Job.
Lines containing the word "acero" are the ones to copy from the records below.

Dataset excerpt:
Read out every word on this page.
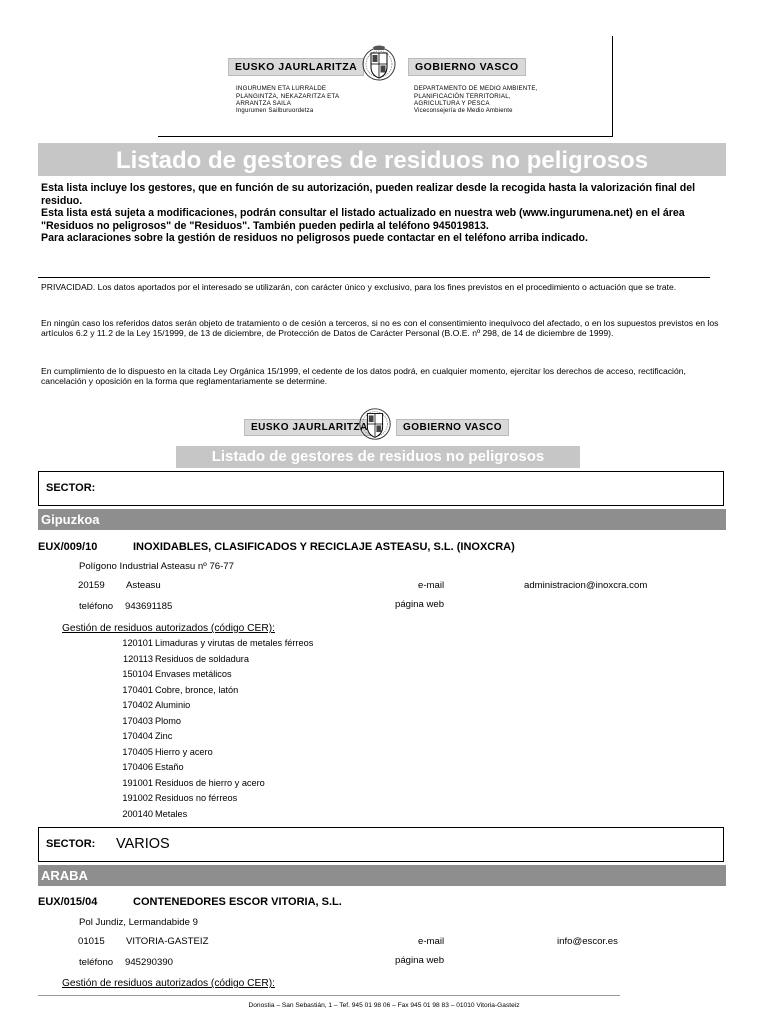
EUSKO JAURLARITZA	GOBIERNO VASCO
INGURUMEN ETA LURRALDE
PLANGINTZA, NEKAZARITZA ETA
ARRANTZA SAILA
Ingurumen Sailburuordetza
DEPARTAMENTO DE MEDIO AMBIENTE,
PLANIFICACIÓN TERRITORIAL,
AGRICULTURA Y PESCA
Viceconsejería de Medio Ambiente
Listado de gestores de residuos no peligrosos
Esta lista incluye los gestores, que en función de su autorización, pueden realizar desde la recogida hasta la valorización final del residuo.
Esta lista está sujeta a modificaciones, podrán consultar el listado actualizado en nuestra web (www.ingurumena.net) en el área "Residuos no peligrosos" de "Residuos". También pueden pedirla al teléfono 945019813.
Para aclaraciones sobre la gestión de residuos no peligrosos puede contactar en el teléfono arriba indicado.
PRIVACIDAD. Los datos aportados por el interesado se utilizarán, con carácter único y exclusivo, para los fines previstos en el procedimiento o actuación que se trate.
En ningún caso los referidos datos serán objeto de tratamiento o de cesión a terceros, si no es con el consentimiento inequívoco del afectado, o en los supuestos previstos en los artículos 6.2 y 11.2 de la Ley 15/1999, de 13 de diciembre, de Protección de Datos de Carácter Personal (B.O.E. nº 298, de 14 de diciembre de 1999).
En cumplimiento de lo dispuesto en la citada Ley Orgánica 15/1999, el cedente de los datos podrá, en cualquier momento, ejercitar los derechos de acceso, rectificación, cancelación y oposición en la forma que reglamentariamente se determine.
EUSKO JAURLARITZA	GOBIERNO VASCO
Listado de gestores de residuos no peligrosos
SECTOR:
Gipuzkoa
EUX/009/10	INOXIDABLES, CLASIFICADOS Y RECICLAJE ASTEASU, S.L. (INOXCRA)
Polígono Industrial Asteasu nº 76-77
20159 Asteasu	e-mail	administracion@inoxcra.com
teléfono 943691185	página web
Gestión de residuos autorizados (código CER):
120101 Limaduras y virutas de metales férreos
120113 Residuos de soldadura
150104 Envases metálicos
170401 Cobre, bronce, latón
170402 Aluminio
170403 Plomo
170404 Zinc
170405 Hierro y acero
170406 Estaño
191001 Residuos de hierro y acero
191002 Residuos no férreos
200140 Metales
SECTOR: VARIOS
ARABA
EUX/015/04	CONTENEDORES ESCOR VITORIA, S.L.
Pol Jundiz, Lermandabide 9
01015 VITORIA-GASTEIZ	e-mail	info@escor.es
teléfono 945290390	página web
Gestión de residuos autorizados (código CER):
Donostia – San Sebastián, 1 – Tef. 945 01 98 06 – Fax 945 01 98 83 – 01010 Vitoria-Gasteiz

Answer to this task.
170405 Hierro y acero
191001 Residuos de hierro y acero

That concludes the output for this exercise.